**Task objective:**
Search the material for the word "this" and report each line where it turns up.

**Supplied data:**

---

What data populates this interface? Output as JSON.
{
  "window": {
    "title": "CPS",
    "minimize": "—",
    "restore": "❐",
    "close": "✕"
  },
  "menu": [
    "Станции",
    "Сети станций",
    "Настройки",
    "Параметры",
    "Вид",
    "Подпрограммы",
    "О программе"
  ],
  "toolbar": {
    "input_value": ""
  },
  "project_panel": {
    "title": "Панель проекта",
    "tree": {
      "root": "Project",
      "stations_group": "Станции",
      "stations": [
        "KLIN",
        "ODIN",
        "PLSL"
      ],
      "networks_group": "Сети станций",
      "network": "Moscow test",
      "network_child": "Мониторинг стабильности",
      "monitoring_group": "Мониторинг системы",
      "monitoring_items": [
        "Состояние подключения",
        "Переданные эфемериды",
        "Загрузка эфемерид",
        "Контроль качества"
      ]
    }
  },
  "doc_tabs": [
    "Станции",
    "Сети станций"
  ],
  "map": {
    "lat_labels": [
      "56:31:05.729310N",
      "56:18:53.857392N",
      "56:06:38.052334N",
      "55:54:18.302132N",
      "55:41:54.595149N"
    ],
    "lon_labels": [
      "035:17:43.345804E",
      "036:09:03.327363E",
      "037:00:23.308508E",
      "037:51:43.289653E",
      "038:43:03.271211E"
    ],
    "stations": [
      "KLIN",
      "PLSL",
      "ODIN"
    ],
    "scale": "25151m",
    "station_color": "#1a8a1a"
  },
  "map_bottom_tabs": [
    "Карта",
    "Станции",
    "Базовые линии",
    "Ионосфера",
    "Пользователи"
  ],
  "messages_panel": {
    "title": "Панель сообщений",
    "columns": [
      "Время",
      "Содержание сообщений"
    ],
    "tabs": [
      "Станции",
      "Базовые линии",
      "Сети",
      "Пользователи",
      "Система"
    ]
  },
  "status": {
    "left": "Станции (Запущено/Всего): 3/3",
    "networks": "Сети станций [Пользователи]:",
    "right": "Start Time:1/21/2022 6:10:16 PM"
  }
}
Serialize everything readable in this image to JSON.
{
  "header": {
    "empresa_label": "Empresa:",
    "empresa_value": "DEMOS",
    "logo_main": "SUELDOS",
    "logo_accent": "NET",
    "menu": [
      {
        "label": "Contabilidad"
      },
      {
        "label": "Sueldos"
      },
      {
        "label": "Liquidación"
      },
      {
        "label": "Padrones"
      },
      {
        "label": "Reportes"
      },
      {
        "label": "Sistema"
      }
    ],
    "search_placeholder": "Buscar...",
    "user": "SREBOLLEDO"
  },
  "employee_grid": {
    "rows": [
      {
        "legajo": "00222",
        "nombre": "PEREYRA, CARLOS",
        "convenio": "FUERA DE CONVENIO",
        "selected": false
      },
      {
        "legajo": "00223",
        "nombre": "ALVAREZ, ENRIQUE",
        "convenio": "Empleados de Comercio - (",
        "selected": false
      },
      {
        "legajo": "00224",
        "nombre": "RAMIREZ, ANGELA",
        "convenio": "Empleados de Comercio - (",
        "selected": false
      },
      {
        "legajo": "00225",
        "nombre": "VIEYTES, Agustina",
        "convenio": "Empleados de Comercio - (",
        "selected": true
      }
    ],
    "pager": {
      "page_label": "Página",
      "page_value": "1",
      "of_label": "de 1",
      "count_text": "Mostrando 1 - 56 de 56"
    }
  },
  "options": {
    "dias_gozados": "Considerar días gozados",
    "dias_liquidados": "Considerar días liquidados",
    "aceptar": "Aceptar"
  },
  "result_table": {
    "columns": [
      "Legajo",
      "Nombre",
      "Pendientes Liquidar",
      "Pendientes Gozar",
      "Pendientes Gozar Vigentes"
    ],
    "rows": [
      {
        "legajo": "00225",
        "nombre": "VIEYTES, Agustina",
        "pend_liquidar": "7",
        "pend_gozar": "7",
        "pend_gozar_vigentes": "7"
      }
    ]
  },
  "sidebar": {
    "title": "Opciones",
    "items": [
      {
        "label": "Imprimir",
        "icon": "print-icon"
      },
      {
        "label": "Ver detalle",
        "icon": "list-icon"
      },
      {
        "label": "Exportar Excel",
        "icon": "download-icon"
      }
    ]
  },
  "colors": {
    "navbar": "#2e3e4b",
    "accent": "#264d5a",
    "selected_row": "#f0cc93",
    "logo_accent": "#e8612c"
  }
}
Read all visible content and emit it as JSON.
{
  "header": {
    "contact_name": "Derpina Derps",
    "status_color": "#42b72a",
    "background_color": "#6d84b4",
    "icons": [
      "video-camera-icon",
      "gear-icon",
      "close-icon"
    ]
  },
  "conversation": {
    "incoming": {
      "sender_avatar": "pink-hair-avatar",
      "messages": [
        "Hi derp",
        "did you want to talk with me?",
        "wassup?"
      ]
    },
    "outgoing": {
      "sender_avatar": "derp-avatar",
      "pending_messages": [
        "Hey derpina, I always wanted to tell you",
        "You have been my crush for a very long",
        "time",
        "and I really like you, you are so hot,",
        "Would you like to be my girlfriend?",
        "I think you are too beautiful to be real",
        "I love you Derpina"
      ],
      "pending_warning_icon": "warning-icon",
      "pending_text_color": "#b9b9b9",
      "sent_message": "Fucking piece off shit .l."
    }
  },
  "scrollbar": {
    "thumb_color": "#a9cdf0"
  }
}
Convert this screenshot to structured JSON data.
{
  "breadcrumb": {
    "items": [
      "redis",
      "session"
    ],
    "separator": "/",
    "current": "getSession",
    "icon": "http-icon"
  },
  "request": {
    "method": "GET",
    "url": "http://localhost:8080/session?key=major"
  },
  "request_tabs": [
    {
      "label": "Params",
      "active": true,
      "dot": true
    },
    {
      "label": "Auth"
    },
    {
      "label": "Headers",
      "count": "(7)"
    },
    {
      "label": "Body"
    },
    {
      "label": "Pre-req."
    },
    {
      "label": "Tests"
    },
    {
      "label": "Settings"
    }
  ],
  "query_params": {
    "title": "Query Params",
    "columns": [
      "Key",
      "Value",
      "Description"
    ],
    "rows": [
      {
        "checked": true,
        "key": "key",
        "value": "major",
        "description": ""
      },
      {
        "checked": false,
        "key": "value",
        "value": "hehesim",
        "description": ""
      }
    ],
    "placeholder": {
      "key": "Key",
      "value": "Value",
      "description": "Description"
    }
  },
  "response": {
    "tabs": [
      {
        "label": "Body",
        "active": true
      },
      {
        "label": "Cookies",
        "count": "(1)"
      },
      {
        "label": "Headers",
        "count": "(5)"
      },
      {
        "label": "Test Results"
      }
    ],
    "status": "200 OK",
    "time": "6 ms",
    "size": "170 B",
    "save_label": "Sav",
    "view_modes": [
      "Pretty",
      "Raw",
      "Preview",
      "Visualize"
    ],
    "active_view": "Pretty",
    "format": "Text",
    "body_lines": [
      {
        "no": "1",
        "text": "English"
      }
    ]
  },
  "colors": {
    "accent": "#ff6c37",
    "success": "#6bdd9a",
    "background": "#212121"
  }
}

---

**Response:**
What data populates this interface? Output as JSON.
Serialize everything readable in this image to JSON.
Convert this screenshot to structured JSON data.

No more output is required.